* Set problem: Write out each line from the data below that includes the word "text".

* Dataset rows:

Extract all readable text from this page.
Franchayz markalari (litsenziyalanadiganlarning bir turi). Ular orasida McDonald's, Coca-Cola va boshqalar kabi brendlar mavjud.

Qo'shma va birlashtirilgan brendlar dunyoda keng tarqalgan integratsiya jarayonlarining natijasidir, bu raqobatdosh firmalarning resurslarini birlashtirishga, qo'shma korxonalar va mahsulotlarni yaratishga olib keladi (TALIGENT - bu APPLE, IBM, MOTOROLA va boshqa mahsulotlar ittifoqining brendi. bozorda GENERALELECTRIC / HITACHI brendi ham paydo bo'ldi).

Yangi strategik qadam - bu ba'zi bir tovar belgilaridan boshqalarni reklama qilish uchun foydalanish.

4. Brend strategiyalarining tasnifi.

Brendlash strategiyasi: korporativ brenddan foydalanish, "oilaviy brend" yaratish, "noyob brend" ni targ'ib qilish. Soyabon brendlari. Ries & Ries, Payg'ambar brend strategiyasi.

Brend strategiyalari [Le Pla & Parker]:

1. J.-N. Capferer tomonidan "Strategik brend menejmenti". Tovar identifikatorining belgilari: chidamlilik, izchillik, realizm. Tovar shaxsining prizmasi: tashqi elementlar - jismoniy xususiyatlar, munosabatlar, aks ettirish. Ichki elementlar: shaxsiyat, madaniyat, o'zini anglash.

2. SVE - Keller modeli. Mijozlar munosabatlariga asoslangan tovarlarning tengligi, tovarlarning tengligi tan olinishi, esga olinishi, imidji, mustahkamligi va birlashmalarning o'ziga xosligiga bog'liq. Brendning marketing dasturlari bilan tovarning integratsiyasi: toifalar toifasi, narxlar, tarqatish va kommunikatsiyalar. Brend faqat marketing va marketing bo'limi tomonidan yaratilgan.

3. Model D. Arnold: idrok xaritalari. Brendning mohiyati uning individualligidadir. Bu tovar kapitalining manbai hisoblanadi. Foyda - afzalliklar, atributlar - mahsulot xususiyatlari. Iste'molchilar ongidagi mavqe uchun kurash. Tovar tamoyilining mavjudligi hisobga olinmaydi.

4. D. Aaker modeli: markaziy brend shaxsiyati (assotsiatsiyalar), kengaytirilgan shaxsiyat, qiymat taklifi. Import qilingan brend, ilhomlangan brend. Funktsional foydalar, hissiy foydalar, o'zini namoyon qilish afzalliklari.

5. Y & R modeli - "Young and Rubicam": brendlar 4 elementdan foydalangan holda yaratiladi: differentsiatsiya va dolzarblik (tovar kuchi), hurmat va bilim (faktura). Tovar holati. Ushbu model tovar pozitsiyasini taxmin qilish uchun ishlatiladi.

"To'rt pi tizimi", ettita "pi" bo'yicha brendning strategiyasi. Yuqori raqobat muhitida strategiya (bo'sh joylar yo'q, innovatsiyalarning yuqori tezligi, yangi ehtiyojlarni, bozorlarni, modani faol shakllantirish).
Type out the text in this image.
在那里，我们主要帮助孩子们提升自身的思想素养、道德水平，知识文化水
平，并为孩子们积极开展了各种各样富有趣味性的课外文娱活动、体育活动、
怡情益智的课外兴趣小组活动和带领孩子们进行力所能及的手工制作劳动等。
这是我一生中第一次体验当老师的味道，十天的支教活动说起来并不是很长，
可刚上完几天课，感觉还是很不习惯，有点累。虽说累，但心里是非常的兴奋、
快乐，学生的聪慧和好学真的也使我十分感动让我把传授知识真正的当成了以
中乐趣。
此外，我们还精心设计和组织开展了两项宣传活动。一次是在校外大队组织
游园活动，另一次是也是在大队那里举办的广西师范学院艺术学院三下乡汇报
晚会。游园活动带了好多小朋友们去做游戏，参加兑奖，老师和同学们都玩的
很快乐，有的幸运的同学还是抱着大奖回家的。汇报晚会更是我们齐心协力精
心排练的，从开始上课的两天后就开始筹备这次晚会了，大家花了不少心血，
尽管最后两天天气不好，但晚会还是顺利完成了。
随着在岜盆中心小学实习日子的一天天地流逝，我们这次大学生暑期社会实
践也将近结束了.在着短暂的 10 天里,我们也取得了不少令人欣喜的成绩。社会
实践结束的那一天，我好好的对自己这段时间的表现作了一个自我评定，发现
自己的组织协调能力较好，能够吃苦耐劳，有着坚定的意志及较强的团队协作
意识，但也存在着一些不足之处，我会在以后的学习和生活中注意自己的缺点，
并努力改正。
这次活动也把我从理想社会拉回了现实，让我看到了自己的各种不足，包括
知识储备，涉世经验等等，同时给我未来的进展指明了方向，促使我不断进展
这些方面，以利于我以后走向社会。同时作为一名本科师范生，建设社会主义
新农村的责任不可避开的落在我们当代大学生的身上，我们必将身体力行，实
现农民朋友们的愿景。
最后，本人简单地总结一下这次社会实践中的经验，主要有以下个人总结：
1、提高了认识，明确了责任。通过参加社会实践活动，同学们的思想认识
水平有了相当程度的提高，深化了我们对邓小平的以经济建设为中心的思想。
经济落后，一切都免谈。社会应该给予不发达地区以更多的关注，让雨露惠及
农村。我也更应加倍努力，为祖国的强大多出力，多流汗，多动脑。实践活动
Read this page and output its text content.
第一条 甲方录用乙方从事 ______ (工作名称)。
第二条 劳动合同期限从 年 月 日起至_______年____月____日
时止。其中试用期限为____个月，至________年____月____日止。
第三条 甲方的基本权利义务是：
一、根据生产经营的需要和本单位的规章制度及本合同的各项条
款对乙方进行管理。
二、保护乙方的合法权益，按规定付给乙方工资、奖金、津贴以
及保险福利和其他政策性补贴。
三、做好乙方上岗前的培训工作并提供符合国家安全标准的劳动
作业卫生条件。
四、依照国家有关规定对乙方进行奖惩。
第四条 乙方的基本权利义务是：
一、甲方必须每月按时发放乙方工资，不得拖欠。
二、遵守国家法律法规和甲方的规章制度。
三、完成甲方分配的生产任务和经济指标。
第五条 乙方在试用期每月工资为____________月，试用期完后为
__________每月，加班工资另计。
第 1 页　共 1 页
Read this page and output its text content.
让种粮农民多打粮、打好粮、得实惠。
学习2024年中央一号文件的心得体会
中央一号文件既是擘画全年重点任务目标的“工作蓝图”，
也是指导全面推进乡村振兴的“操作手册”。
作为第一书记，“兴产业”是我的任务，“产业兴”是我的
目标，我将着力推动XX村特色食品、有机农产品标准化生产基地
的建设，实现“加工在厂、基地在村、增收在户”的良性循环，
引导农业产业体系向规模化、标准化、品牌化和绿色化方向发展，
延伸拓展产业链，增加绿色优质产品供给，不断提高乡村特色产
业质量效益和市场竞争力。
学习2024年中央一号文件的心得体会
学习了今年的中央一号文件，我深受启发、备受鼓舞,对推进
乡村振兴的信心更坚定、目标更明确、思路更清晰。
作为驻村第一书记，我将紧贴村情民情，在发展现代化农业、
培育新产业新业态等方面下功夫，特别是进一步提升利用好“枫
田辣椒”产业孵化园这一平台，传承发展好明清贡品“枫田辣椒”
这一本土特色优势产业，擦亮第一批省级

* Answer below:
Extract all readable text from this page.
Type out the text in this image.
Read this page and output its text content.
Read this page and output its text content.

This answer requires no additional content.